## [Records for this exercise]

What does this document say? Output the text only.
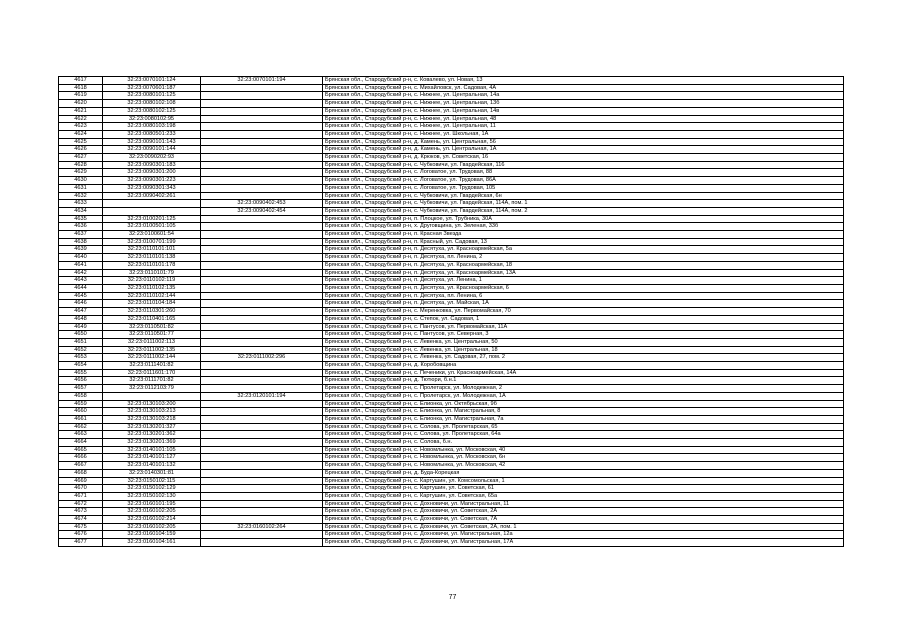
4617	32:23:0070101:124	32:23:0070101:194	Брянская обл., Стародубский р-н, с. Ковалево, ул. Новая, 13
4618	32:23:0070601:187		Брянская обл., Стародубский р-н, с. Михайловск, ул. Садовая, 4А
4619	32:23:0080101:125		Брянская обл., Стародубский р-н, с. Нижнее, ул. Центральная, 14а
4620	32:23:0080102:108		Брянская обл., Стародубский р-н, с. Нижнее, ул. Центральная, 13б
4621	32:23:0080102:125		Брянская обл., Стародубский р-н, с. Нижнее, ул. Центральная, 14в
4622	32:23:0080102:95		Брянская обл., Стародубский р-н, с. Нижнее, ул. Центральная, 48
4623	32:23:0080103:198		Брянская обл., Стародубский р-н, с. Нижнее, ул. Центральная, 11
4624	32:23:0080501:233		Брянская обл., Стародубский р-н, с. Нижнее, ул. Школьная, 1А
4625	32:23:0090101:143		Брянская обл., Стародубский р-н, д. Камень, ул. Центральная, 56
4626	32:23:0090101:144		Брянская обл., Стародубский р-н, д. Камень, ул. Центральная, 1А
4627	32:23:0090202:93		Брянская обл., Стародубский р-н, д. Крюков, ул. Советская, 16
4628	32:23:0090301:183		Брянская обл., Стародубский р-н, с. Чубковичи, ул. Гвардейская, 116
4629	32:23:0090301:200		Брянская обл., Стародубский р-н, с. Логоватое, ул. Трудовая, 88
4630	32:23:0090301:223		Брянская обл., Стародубский р-н, с. Логоватое, ул. Трудовая, 86А
4631	32:23:0090301:343		Брянская обл., Стародубский р-н, с. Логоватое, ул. Трудовая, 105
4632	32:23:0090402:261		Брянская обл., Стародубский р-н, с. Чубковичи, ул. Гвардейская, 6н
4633		32:23:0090402:453	Брянская обл., Стародубский р-н, с. Чубковичи, ул. Гвардейская, 114А, пом. 1
4634		32:23:0090402:454	Брянская обл., Стародубский р-н, с. Чубковичи, ул. Гвардейская, 114А, пом. 2
4635	32:23:0100201:125		Брянская обл., Стародубский р-н, п. Плоцкое, ул. Трубника, 30А
4636	32:23:0100501:105		Брянская обл., Стародубский р-н, х. Друговщина, ул. Зеленая, 33б
4637	32:23:0100601:54		Брянская обл., Стародубский р-н, п. Красная Звезда
4638	32:23:0100701:199		Брянская обл., Стародубский р-н, п. Красный, ул. Садовая, 13
4639	32:23:0110101:101		Брянская обл., Стародубский р-н, п. Десятуха, ул. Красноармейская, 5а
4640	32:23:0110101:138		Брянская обл., Стародубский р-н, п. Десятуха, пл. Ленина, 2
4641	32:23:0110101:178		Брянская обл., Стародубский р-н, п. Десятуха, ул. Красноармейская, 18
4642	32:23:0110101:79		Брянская обл., Стародубский р-н, п. Десятуха, ул. Красноармейская, 13А
4643	32:23:0110102:119		Брянская обл., Стародубский р-н, п. Десятуха, ул. Ленина, 1
4644	32:23:0110102:135		Брянская обл., Стародубский р-н, п. Десятуха, ул. Красноармейская, 6
4645	32:23:0110102:144		Брянская обл., Стародубский р-н, п. Десятуха, пл. Ленина, 6
4646	32:23:0110104:184		Брянская обл., Стародубский р-н, п. Десятуха, ул. Майская, 1А
4647	32:23:0110301:260		Брянская обл., Стародубский р-н, с. Меренковка, ул. Первомайская, 70
4648	32:23:0110401:165		Брянская обл., Стародубский р-н, с. Степок, ул. Садовая, 1
4649	32:23:0110501:82		Брянская обл., Стародубский р-н, с. Пантусов, ул. Первомайская, 11А
4650	32:23:0110501:77		Брянская обл., Стародубский р-н, с. Пантусов, ул. Северная, 3
4651	32:23:0111002:113		Брянская обл., Стародубский р-н, с. Левенка, ул. Центральная, 50
4652	32:23:0111002:135		Брянская обл., Стародубский р-н, с. Левенка, ул. Центральная, 18
4653	32:23:0111002:144	32:23:0111002:296	Брянская обл., Стародубский р-н, с. Левенка, ул. Садовая, 27, пом. 2
4654	32:23:0111401:82		Брянская обл., Стародубский р-н, д. Коробовщина
4655	32:23:0111601:170		Брянская обл., Стародубский р-н, с. Печеники, ул. Красноармейская, 14А
4656	32:23:0111701:82		Брянская обл., Стародубский р-н, д. Тютюри, б.н.1
4657	32:23:0112103:79		Брянская обл., Стародубский р-н, с. Пролетарск, ул. Молодежная, 2
4658		32:23:0120101:194	Брянская обл., Стародубский р-н, с. Пролетарск, ул. Молодежная, 1А
4659	32:23:0130103:200		Брянская обл., Стародубский р-н, с. Елионка, ул. Октябрьская, 9б
4660	32:23:0130103:213		Брянская обл., Стародубский р-н, с. Елионка, ул. Магистральная, 8
4661	32:23:0130103:218		Брянская обл., Стародубский р-н, с. Елионка, ул. Магистральная, 7а
4662	32:23:0130201:327		Брянская обл., Стародубский р-н, с. Солова, ул. Пролетарская, 65
4663	32:23:0130201:362		Брянская обл., Стародубский р-н, с. Солова, ул. Пролетарская, 64а
4664	32:23:0130201:369		Брянская обл., Стародубский р-н, с. Солова, б.н.
4665	32:23:0140101:105		Брянская обл., Стародубский р-н, с. Новомлынка, ул. Московская, 40
4666	32:23:0140101:127		Брянская обл., Стародубский р-н, с. Новомлынка, ул. Московская, 6н
4667	32:23:0140101:132		Брянская обл., Стародубский р-н, с. Новомлынка, ул. Московская, 42
4668	32:23:0140301:81		Брянская обл., Стародубский р-н, д. Буда-Корецкая
4669	32:23:0150102:115		Брянская обл., Стародубский р-н, с. Картушин, ул. Комсомольская, 1
4670	32:23:0150102:129		Брянская обл., Стародубский р-н, с. Картушин, ул. Советская, 61
4671	32:23:0150102:130		Брянская обл., Стародубский р-н, с. Картушин, ул. Советская, 65а
4672	32:23:0160101:195		Брянская обл., Стародубский р-н, с. Дохновичи, ул. Магистральная, 11
4673	32:23:0160102:205		Брянская обл., Стародубский р-н, с. Дохновичи, ул. Советская, 2А
4674	32:23:0160102:214		Брянская обл., Стародубский р-н, с. Дохновичи, ул. Советская, 7А
4675	32:23:0160102:205	32:23:0160102:264	Брянская обл., Стародубский р-н, с. Дохновичи, ул. Советская, 2А, пом. 1
4676	32:23:0160104:159		Брянская обл., Стародубский р-н, с. Дохновичи, ул. Магистральная, 12а
4677	32:23:0160104:161		Брянская обл., Стародубский р-н, с. Дохновичи, ул. Магистральная, 17А
77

## [Stated exercise]
Repeat all of the entries word for word, but omit the pictures.

## [Expected answer]
What does this document say? Output the text only.
4617	32:23:0070101:124	32:23:0070101:194	Брянская обл., Стародубский р-н, с. Ковалево, ул. Новая, 13
4618	32:23:0070601:187		Брянская обл., Стародубский р-н, с. Михайловск, ул. Садовая, 4А
4619	32:23:0080101:125		Брянская обл., Стародубский р-н, с. Нижнее, ул. Центральная, 14а
4620	32:23:0080102:108		Брянская обл., Стародубский р-н, с. Нижнее, ул. Центральная, 13б
4621	32:23:0080102:125		Брянская обл., Стародубский р-н, с. Нижнее, ул. Центральная, 14в
4622	32:23:0080102:95		Брянская обл., Стародубский р-н, с. Нижнее, ул. Центральная, 48
4623	32:23:0080103:198		Брянская обл., Стародубский р-н, с. Нижнее, ул. Центральная, 11
4624	32:23:0080501:233		Брянская обл., Стародубский р-н, с. Нижнее, ул. Школьная, 1А
4625	32:23:0090101:143		Брянская обл., Стародубский р-н, д. Камень, ул. Центральная, 56
4626	32:23:0090101:144		Брянская обл., Стародубский р-н, д. Камень, ул. Центральная, 1А
4627	32:23:0090202:93		Брянская обл., Стародубский р-н, д. Крюков, ул. Советская, 16
4628	32:23:0090301:183		Брянская обл., Стародубский р-н, с. Чубковичи, ул. Гвардейская, 116
4629	32:23:0090301:200		Брянская обл., Стародубский р-н, с. Логоватое, ул. Трудовая, 88
4630	32:23:0090301:223		Брянская обл., Стародубский р-н, с. Логоватое, ул. Трудовая, 86А
4631	32:23:0090301:343		Брянская обл., Стародубский р-н, с. Логоватое, ул. Трудовая, 105
4632	32:23:0090402:261		Брянская обл., Стародубский р-н, с. Чубковичи, ул. Гвардейская, 6н
4633		32:23:0090402:453	Брянская обл., Стародубский р-н, с. Чубковичи, ул. Гвардейская, 114А, пом. 1
4634		32:23:0090402:454	Брянская обл., Стародубский р-н, с. Чубковичи, ул. Гвардейская, 114А, пом. 2
4635	32:23:0100201:125		Брянская обл., Стародубский р-н, п. Плоцкое, ул. Трубника, 30А
4636	32:23:0100501:105		Брянская обл., Стародубский р-н, х. Друговщина, ул. Зеленая, 33б
4637	32:23:0100601:54		Брянская обл., Стародубский р-н, п. Красная Звезда
4638	32:23:0100701:199		Брянская обл., Стародубский р-н, п. Красный, ул. Садовая, 13
4639	32:23:0110101:101		Брянская обл., Стародубский р-н, п. Десятуха, ул. Красноармейская, 5а
4640	32:23:0110101:138		Брянская обл., Стародубский р-н, п. Десятуха, пл. Ленина, 2
4641	32:23:0110101:178		Брянская обл., Стародубский р-н, п. Десятуха, ул. Красноармейская, 18
4642	32:23:0110101:79		Брянская обл., Стародубский р-н, п. Десятуха, ул. Красноармейская, 13А
4643	32:23:0110102:119		Брянская обл., Стародубский р-н, п. Десятуха, ул. Ленина, 1
4644	32:23:0110102:135		Брянская обл., Стародубский р-н, п. Десятуха, ул. Красноармейская, 6
4645	32:23:0110102:144		Брянская обл., Стародубский р-н, п. Десятуха, пл. Ленина, 6
4646	32:23:0110104:184		Брянская обл., Стародубский р-н, п. Десятуха, ул. Майская, 1А
4647	32:23:0110301:260		Брянская обл., Стародубский р-н, с. Меренковка, ул. Первомайская, 70
4648	32:23:0110401:165		Брянская обл., Стародубский р-н, с. Степок, ул. Садовая, 1
4649	32:23:0110501:82		Брянская обл., Стародубский р-н, с. Пантусов, ул. Первомайская, 11А
4650	32:23:0110501:77		Брянская обл., Стародубский р-н, с. Пантусов, ул. Северная, 3
4651	32:23:0111002:113		Брянская обл., Стародубский р-н, с. Левенка, ул. Центральная, 50
4652	32:23:0111002:135		Брянская обл., Стародубский р-н, с. Левенка, ул. Центральная, 18
4653	32:23:0111002:144	32:23:0111002:296	Брянская обл., Стародубский р-н, с. Левенка, ул. Садовая, 27, пом. 2
4654	32:23:0111401:82		Брянская обл., Стародубский р-н, д. Коробовщина
4655	32:23:0111601:170		Брянская обл., Стародубский р-н, с. Печеники, ул. Красноармейская, 14А
4656	32:23:0111701:82		Брянская обл., Стародубский р-н, д. Тютюри, б.н.1
4657	32:23:0112103:79		Брянская обл., Стародубский р-н, с. Пролетарск, ул. Молодежная, 2
4658		32:23:0120101:194	Брянская обл., Стародубский р-н, с. Пролетарск, ул. Молодежная, 1А
4659	32:23:0130103:200		Брянская обл., Стародубский р-н, с. Елионка, ул. Октябрьская, 9б
4660	32:23:0130103:213		Брянская обл., Стародубский р-н, с. Елионка, ул. Магистральная, 8
4661	32:23:0130103:218		Брянская обл., Стародубский р-н, с. Елионка, ул. Магистральная, 7а
4662	32:23:0130201:327		Брянская обл., Стародубский р-н, с. Солова, ул. Пролетарская, 65
4663	32:23:0130201:362		Брянская обл., Стародубский р-н, с. Солова, ул. Пролетарская, 64а
4664	32:23:0130201:369		Брянская обл., Стародубский р-н, с. Солова, б.н.
4665	32:23:0140101:105		Брянская обл., Стародубский р-н, с. Новомлынка, ул. Московская, 40
4666	32:23:0140101:127		Брянская обл., Стародубский р-н, с. Новомлынка, ул. Московская, 6н
4667	32:23:0140101:132		Брянская обл., Стародубский р-н, с. Новомлынка, ул. Московская, 42
4668	32:23:0140301:81		Брянская обл., Стародубский р-н, д. Буда-Корецкая
4669	32:23:0150102:115		Брянская обл., Стародубский р-н, с. Картушин, ул. Комсомольская, 1
4670	32:23:0150102:129		Брянская обл., Стародубский р-н, с. Картушин, ул. Советская, 61
4671	32:23:0150102:130		Брянская обл., Стародубский р-н, с. Картушин, ул. Советская, 65а
4672	32:23:0160101:195		Брянская обл., Стародубский р-н, с. Дохновичи, ул. Магистральная, 11
4673	32:23:0160102:205		Брянская обл., Стародубский р-н, с. Дохновичи, ул. Советская, 2А
4674	32:23:0160102:214		Брянская обл., Стародубский р-н, с. Дохновичи, ул. Советская, 7А
4675	32:23:0160102:205	32:23:0160102:264	Брянская обл., Стародубский р-н, с. Дохновичи, ул. Советская, 2А, пом. 1
4676	32:23:0160104:159		Брянская обл., Стародубский р-н, с. Дохновичи, ул. Магистральная, 12а
4677	32:23:0160104:161		Брянская обл., Стародубский р-н, с. Дохновичи, ул. Магистральная, 17А
77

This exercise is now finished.